STATED PROBLEM =
Your task is to return, word for word, only the lines from the line with "Decode this image" through the close of the data. Exclude all pictures.

─── DATA EXCERPTS ───

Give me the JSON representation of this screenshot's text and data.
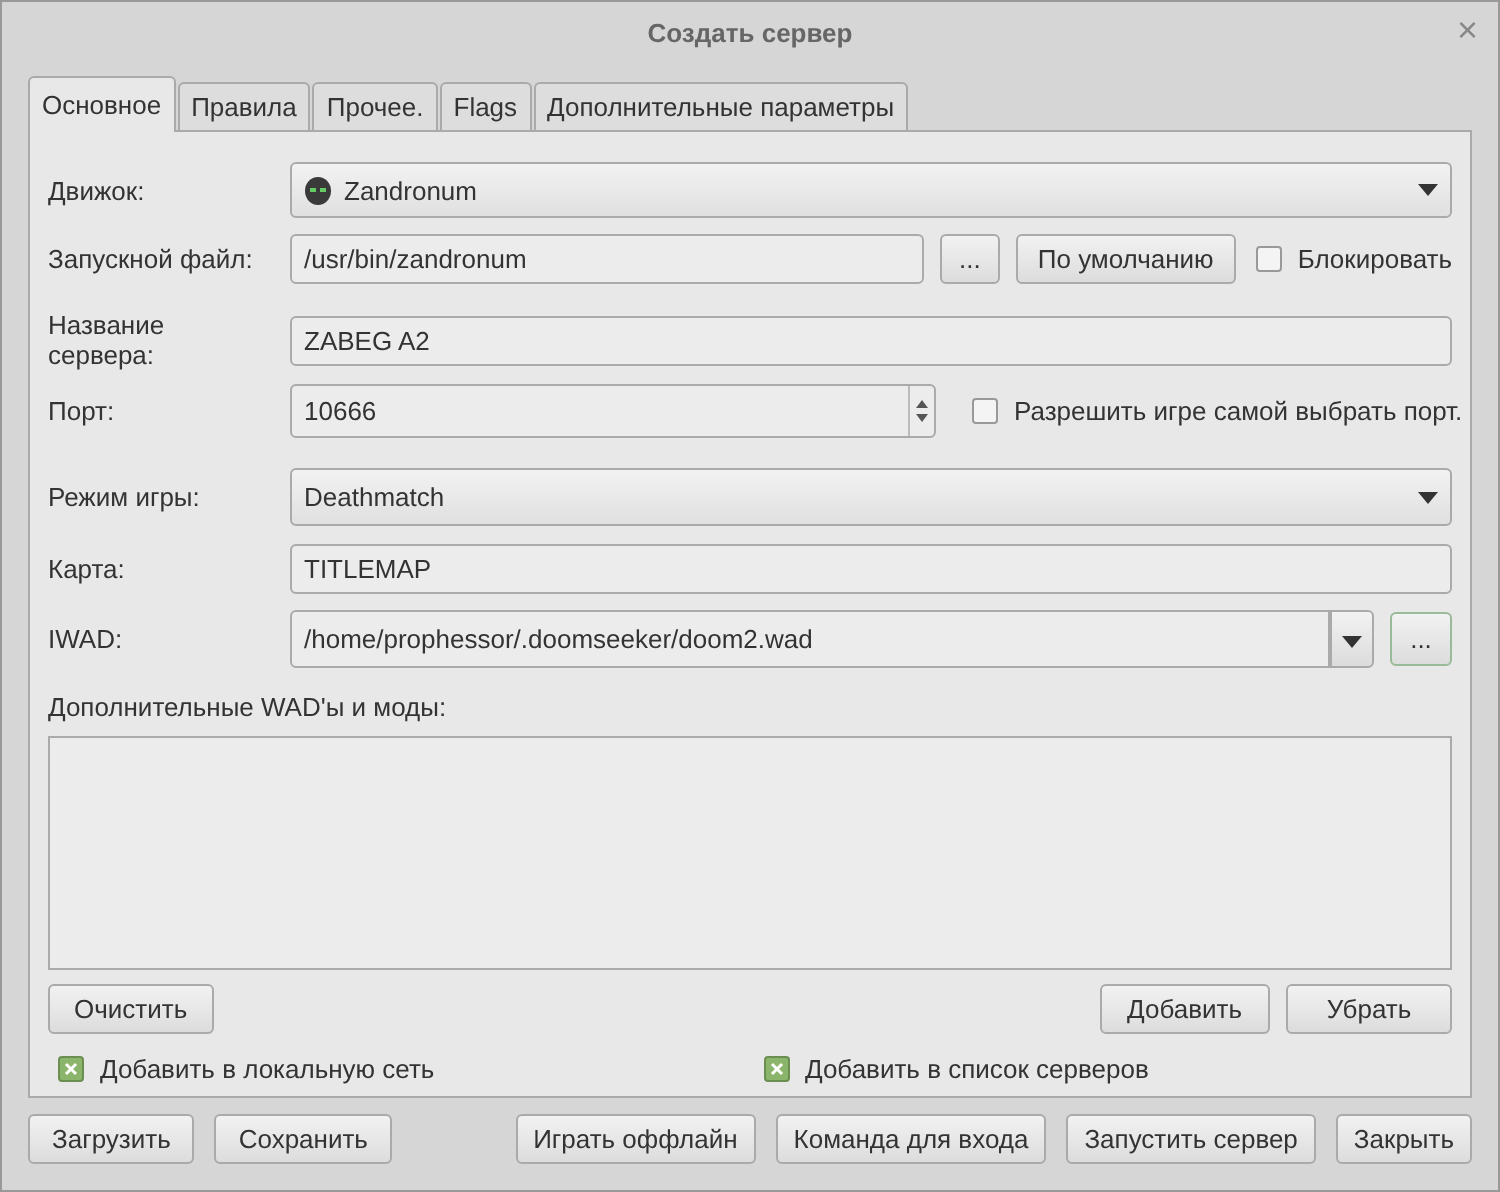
{
  "window": {
    "title": "Создать сервер",
    "close": "×"
  },
  "tabs": [
    {
      "label": "Основное",
      "selected": true
    },
    {
      "label": "Правила",
      "selected": false
    },
    {
      "label": "Прочее.",
      "selected": false
    },
    {
      "label": "Flags",
      "selected": false
    },
    {
      "label": "Дополнительные параметры",
      "selected": false
    }
  ],
  "engine": {
    "label": "Движок:",
    "value": "Zandronum"
  },
  "executable": {
    "label": "Запускной файл:",
    "value": "/usr/bin/zandronum",
    "browse": "...",
    "default_button": "По умолчанию",
    "lock": {
      "label": "Блокировать",
      "checked": false
    }
  },
  "server_name": {
    "label": "Название сервера:",
    "value": "ZABEG A2"
  },
  "port": {
    "label": "Порт:",
    "value": "10666",
    "auto": {
      "label": "Разрешить игре самой выбрать порт.",
      "checked": false
    }
  },
  "game_mode": {
    "label": "Режим игры:",
    "value": "Deathmatch"
  },
  "map": {
    "label": "Карта:",
    "value": "TITLEMAP"
  },
  "iwad": {
    "label": "IWAD:",
    "value": "/home/prophessor/.doomseeker/doom2.wad",
    "browse": "..."
  },
  "wads": {
    "label": "Дополнительные WAD'ы и моды:",
    "clear": "Очистить",
    "add": "Добавить",
    "remove": "Убрать"
  },
  "options": [
    {
      "label": "Добавить в локальную сеть",
      "checked": true
    },
    {
      "label": "Добавить в список серверов",
      "checked": true
    }
  ],
  "buttons_left": [
    "Загрузить",
    "Сохранить"
  ],
  "buttons_right": [
    "Играть оффлайн",
    "Команда для входа",
    "Запустить сервер",
    "Закрыть"
  ]
}
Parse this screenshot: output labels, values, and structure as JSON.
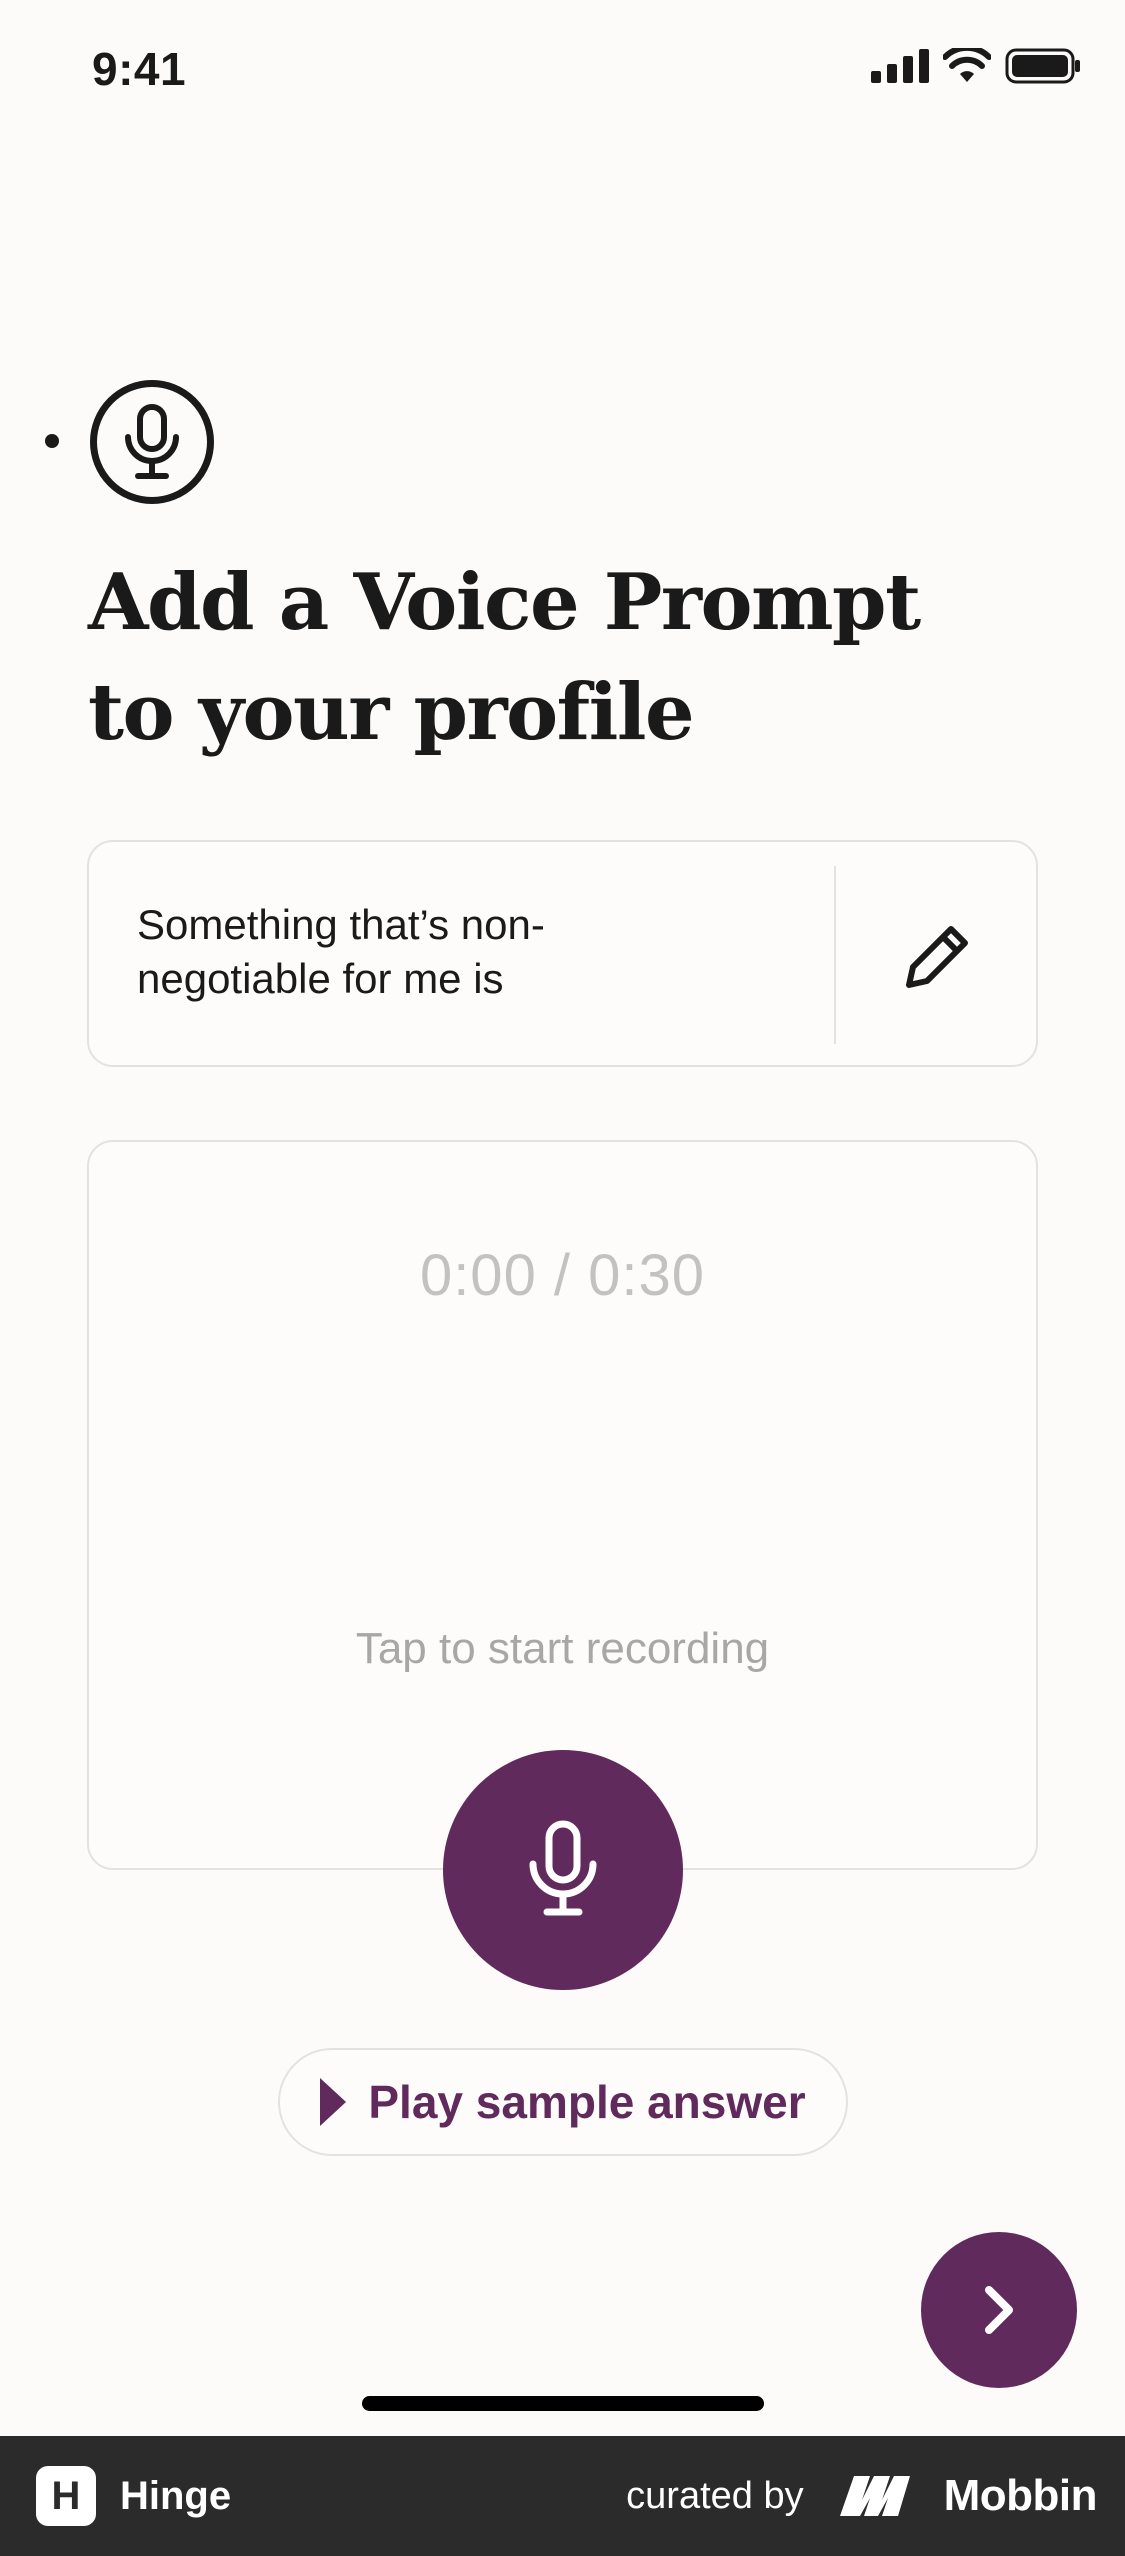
{
  "status_bar": {
    "time": "9:41"
  },
  "header": {
    "title": "Add a Voice Prompt to your profile"
  },
  "prompt_card": {
    "text": "Something that’s non-negotiable for me is"
  },
  "recording": {
    "timer": "0:00 / 0:30",
    "hint": "Tap to start recording"
  },
  "sample_button": {
    "label": "Play sample answer"
  },
  "footer": {
    "app_name": "Hinge",
    "logo_letter": "H",
    "curated_label": "curated by",
    "brand": "Mobbin"
  },
  "colors": {
    "accent": "#602a5c",
    "background": "#fcfbfa",
    "footer": "#2b2b2b"
  }
}
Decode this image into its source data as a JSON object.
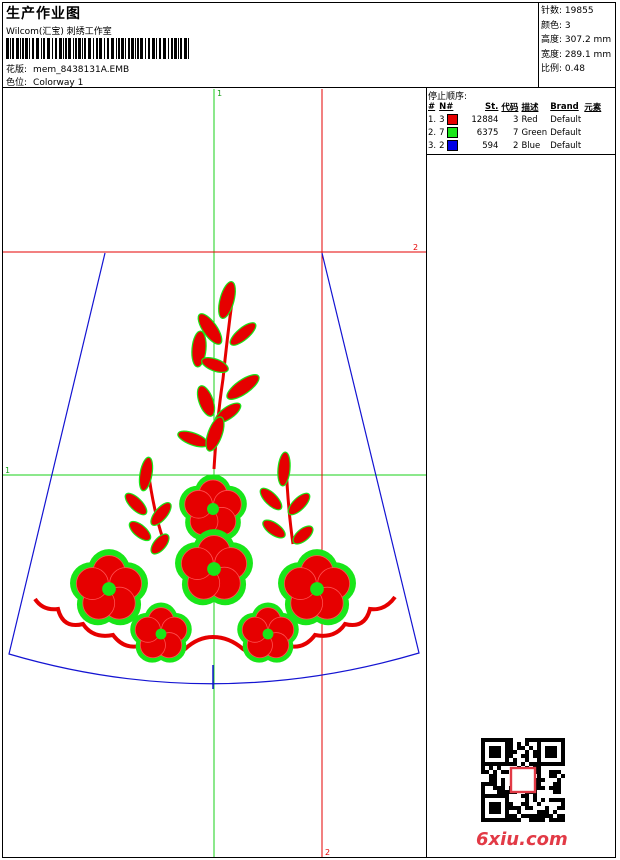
{
  "header": {
    "title": "生产作业图",
    "subtitle": "Wilcom(汇宝) 刺绣工作室",
    "design_label": "花版:",
    "design_value": "mem_8438131A.EMB",
    "colorway_label": "色位:",
    "colorway_value": "Colorway 1"
  },
  "stats": {
    "stitches_label": "针数:",
    "stitches_value": "19855",
    "colors_label": "颜色:",
    "colors_value": "3",
    "height_label": "高度:",
    "height_value": "307.2 mm",
    "width_label": "宽度:",
    "width_value": "289.1 mm",
    "scale_label": "比例:",
    "scale_value": "0.48"
  },
  "stop_sequence": {
    "title": "停止顺序:",
    "headers": [
      "#",
      "N#",
      "St.",
      "代码",
      "描述",
      "Brand",
      "元素"
    ],
    "rows": [
      {
        "idx": "1.",
        "n": "3",
        "color": "#e60000",
        "stitches": "12884",
        "code": "3",
        "desc": "Red",
        "brand": "Default"
      },
      {
        "idx": "2.",
        "n": "7",
        "color": "#19e619",
        "stitches": "6375",
        "code": "7",
        "desc": "Green",
        "brand": "Default"
      },
      {
        "idx": "3.",
        "n": "2",
        "color": "#0000e6",
        "stitches": "594",
        "code": "2",
        "desc": "Blue",
        "brand": "Default"
      }
    ]
  },
  "guides": {
    "v1": "1",
    "h1": "1",
    "v2": "2",
    "h2": "2"
  },
  "watermark": "6xiu.com"
}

───

RESPONSE TO THE TASK =
Decode this image into its source data as a JSON object.
{
  "header": {
    "title": "生产作业图",
    "subtitle": "Wilcom(汇宝) 刺绣工作室",
    "design_label": "花版:",
    "design_value": "mem_8438131A.EMB",
    "colorway_label": "色位:",
    "colorway_value": "Colorway 1"
  },
  "stats": {
    "stitches_label": "针数:",
    "stitches_value": "19855",
    "colors_label": "颜色:",
    "colors_value": "3",
    "height_label": "高度:",
    "height_value": "307.2 mm",
    "width_label": "宽度:",
    "width_value": "289.1 mm",
    "scale_label": "比例:",
    "scale_value": "0.48"
  },
  "stop_sequence": {
    "title": "停止顺序:",
    "headers": [
      "#",
      "N#",
      "St.",
      "代码",
      "描述",
      "Brand",
      "元素"
    ],
    "rows": [
      {
        "idx": "1.",
        "n": "3",
        "color": "#e60000",
        "stitches": "12884",
        "code": "3",
        "desc": "Red",
        "brand": "Default"
      },
      {
        "idx": "2.",
        "n": "7",
        "color": "#19e619",
        "stitches": "6375",
        "code": "7",
        "desc": "Green",
        "brand": "Default"
      },
      {
        "idx": "3.",
        "n": "2",
        "color": "#0000e6",
        "stitches": "594",
        "code": "2",
        "desc": "Blue",
        "brand": "Default"
      }
    ]
  },
  "guides": {
    "v1": "1",
    "h1": "1",
    "v2": "2",
    "h2": "2"
  },
  "watermark": "6xiu.com"
}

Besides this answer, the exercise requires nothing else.